- OBJECTIVE:
Return all lines where the word "count" can be found.

- DATA FOR PROCESSING:
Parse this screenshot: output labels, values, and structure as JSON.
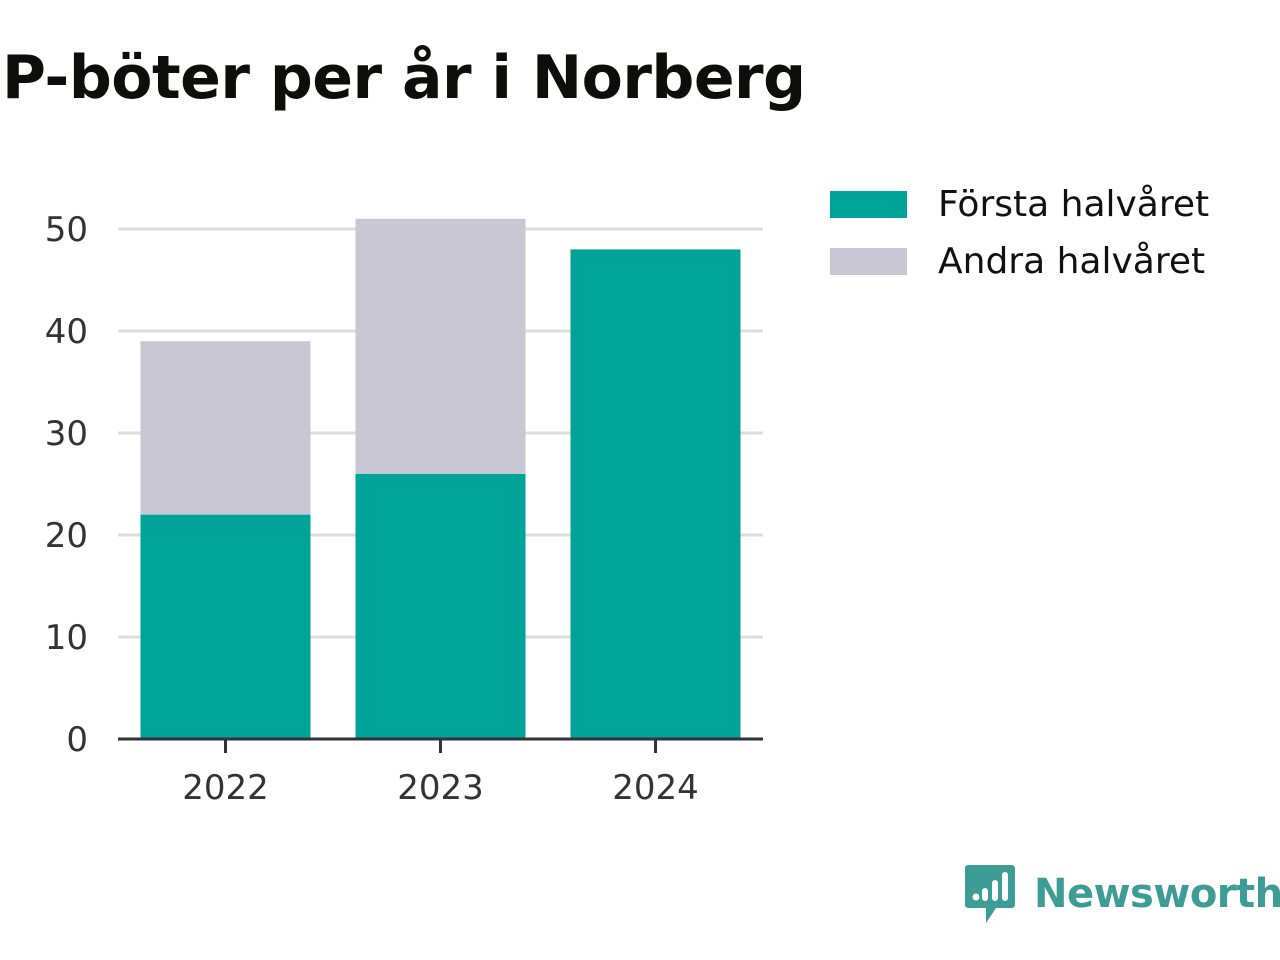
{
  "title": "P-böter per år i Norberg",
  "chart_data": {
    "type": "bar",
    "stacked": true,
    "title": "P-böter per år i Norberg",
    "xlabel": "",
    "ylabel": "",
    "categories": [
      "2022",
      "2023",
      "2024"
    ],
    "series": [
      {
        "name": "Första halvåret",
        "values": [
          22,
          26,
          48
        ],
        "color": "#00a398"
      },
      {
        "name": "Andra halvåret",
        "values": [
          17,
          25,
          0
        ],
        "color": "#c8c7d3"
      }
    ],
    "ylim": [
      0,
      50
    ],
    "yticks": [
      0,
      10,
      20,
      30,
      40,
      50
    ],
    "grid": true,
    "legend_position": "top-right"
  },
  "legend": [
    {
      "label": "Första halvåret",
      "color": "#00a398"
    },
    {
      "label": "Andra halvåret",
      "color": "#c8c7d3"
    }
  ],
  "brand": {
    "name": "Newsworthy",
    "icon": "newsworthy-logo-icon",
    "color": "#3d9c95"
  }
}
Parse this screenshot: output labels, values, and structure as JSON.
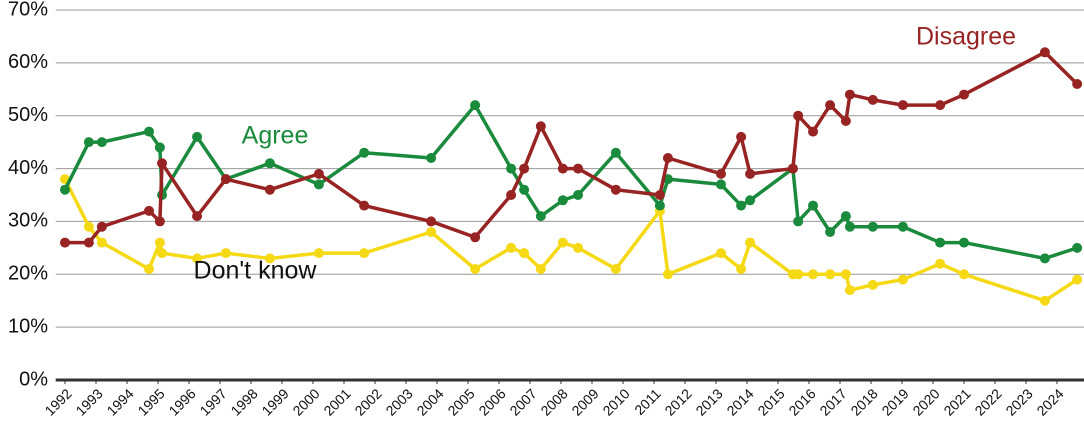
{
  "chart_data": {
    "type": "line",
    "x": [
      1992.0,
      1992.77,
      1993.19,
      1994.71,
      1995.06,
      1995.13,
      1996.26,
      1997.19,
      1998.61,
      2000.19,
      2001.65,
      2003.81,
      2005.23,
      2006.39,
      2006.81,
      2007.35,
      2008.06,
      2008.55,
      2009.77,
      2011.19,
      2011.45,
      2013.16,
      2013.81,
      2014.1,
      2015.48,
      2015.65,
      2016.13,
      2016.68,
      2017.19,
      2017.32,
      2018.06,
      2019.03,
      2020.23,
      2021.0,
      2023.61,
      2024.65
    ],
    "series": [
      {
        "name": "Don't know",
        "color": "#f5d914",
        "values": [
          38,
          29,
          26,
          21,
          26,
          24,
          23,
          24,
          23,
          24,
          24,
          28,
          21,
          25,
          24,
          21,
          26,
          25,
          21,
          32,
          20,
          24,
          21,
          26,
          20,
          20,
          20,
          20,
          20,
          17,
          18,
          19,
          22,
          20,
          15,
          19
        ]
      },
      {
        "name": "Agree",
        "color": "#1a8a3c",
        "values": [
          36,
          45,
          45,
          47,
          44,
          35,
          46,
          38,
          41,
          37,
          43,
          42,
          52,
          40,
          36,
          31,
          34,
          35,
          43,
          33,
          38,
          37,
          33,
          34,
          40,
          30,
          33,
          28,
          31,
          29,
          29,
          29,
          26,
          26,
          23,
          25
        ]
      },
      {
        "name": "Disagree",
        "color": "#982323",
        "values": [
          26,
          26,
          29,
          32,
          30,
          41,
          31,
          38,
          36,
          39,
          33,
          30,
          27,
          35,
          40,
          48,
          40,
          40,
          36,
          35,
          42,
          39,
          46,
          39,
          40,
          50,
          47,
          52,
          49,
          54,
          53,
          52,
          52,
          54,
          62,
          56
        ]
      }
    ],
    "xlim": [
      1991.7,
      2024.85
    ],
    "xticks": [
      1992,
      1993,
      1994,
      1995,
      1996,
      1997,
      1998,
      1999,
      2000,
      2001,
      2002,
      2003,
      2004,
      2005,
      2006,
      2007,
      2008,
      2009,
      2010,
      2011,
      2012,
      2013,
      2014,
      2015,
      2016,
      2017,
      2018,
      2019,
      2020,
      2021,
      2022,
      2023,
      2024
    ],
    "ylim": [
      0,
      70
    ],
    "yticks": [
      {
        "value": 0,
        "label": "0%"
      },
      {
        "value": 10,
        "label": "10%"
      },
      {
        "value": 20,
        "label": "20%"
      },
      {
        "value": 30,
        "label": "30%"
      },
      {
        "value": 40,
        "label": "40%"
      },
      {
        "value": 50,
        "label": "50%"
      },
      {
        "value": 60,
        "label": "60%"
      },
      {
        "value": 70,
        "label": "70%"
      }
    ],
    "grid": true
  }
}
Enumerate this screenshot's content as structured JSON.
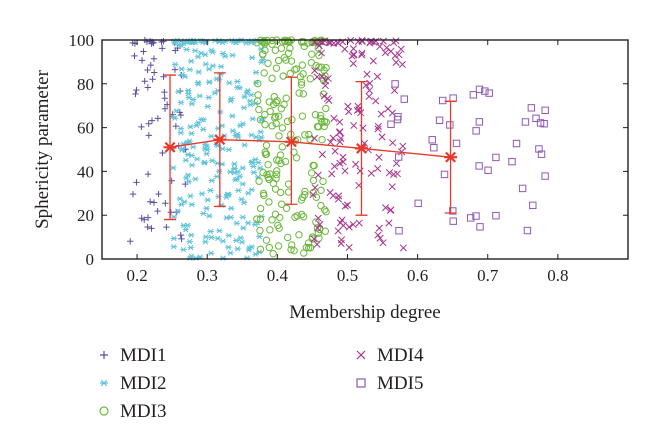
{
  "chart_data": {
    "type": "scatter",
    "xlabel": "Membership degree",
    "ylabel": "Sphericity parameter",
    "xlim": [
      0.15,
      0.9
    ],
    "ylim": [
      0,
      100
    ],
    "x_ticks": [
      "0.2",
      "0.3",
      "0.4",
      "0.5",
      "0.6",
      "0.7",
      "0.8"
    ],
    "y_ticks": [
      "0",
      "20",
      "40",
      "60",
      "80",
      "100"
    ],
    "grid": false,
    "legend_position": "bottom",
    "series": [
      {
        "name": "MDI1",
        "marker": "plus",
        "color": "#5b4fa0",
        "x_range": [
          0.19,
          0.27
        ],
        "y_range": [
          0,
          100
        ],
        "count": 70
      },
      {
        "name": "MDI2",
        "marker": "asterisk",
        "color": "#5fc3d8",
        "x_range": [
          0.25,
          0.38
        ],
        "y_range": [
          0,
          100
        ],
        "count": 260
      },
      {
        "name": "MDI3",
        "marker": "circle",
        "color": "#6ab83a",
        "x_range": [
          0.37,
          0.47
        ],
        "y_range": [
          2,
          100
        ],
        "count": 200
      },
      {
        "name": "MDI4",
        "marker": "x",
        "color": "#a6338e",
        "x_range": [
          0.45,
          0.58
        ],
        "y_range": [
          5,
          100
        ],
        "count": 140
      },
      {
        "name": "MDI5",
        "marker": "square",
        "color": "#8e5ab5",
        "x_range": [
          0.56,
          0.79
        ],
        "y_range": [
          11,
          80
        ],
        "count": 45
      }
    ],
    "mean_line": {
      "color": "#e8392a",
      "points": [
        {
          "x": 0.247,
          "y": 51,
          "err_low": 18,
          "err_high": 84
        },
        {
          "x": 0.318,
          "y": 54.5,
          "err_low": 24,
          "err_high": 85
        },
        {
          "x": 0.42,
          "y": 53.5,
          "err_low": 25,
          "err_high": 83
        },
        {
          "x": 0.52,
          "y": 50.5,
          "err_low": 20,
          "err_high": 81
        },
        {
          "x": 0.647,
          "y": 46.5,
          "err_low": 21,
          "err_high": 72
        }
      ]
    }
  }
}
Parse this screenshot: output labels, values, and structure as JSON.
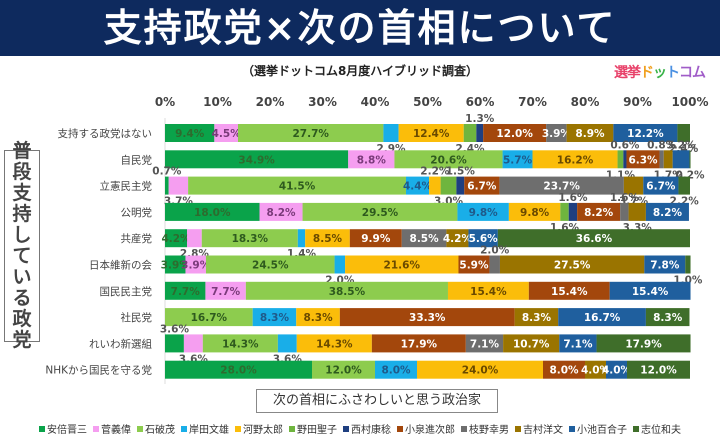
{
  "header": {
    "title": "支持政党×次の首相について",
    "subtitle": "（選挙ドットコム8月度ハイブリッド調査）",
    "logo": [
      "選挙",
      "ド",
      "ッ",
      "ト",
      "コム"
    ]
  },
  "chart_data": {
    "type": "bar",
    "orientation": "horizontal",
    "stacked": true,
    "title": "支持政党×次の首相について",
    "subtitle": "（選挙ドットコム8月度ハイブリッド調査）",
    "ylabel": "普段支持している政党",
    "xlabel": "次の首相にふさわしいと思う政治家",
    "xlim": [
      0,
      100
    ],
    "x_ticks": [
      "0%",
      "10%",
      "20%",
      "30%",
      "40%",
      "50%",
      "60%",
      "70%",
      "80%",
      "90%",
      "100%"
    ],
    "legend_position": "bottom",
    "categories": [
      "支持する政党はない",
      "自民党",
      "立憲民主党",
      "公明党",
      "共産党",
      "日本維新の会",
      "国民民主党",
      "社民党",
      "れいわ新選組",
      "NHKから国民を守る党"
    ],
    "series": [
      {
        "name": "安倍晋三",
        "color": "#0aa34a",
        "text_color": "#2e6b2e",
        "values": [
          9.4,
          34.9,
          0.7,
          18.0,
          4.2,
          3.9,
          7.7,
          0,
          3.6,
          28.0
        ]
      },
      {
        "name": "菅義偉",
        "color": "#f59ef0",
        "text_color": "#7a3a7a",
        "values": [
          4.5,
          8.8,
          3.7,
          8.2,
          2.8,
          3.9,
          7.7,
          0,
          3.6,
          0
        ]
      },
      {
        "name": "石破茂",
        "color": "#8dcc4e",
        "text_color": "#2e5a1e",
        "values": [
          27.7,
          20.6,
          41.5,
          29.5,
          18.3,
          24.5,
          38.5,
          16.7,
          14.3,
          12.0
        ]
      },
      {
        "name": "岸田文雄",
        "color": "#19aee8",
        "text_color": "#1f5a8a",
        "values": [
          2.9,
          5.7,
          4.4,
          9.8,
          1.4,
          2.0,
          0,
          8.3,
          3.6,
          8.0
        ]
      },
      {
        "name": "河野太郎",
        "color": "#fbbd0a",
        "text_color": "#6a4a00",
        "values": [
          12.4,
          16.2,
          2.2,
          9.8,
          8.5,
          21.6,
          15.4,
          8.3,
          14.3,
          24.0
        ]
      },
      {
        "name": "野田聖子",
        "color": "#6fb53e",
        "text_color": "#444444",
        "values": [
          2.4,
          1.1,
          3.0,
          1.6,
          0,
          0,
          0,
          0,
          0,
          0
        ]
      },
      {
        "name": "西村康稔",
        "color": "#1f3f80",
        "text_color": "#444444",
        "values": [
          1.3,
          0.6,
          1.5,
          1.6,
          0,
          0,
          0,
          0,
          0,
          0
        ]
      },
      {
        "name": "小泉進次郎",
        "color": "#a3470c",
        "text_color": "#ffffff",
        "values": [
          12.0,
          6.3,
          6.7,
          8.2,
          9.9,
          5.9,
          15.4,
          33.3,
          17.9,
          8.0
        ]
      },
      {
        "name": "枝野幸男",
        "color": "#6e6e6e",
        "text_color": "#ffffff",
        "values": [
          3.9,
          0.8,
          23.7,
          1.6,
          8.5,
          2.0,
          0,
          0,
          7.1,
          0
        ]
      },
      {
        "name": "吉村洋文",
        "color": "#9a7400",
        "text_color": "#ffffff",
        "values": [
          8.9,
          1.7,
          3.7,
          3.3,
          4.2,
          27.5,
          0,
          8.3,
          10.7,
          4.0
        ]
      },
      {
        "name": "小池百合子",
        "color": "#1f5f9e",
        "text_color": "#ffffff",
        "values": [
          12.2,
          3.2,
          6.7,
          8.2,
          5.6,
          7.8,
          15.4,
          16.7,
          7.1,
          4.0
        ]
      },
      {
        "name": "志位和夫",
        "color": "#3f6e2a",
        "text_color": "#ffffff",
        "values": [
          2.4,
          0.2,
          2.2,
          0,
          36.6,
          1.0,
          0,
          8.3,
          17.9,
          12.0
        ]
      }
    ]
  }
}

- SOLVED PROBLEM:
        "count": 70
        "count": 260
        "count": 200
        "count": 140
        "count": 45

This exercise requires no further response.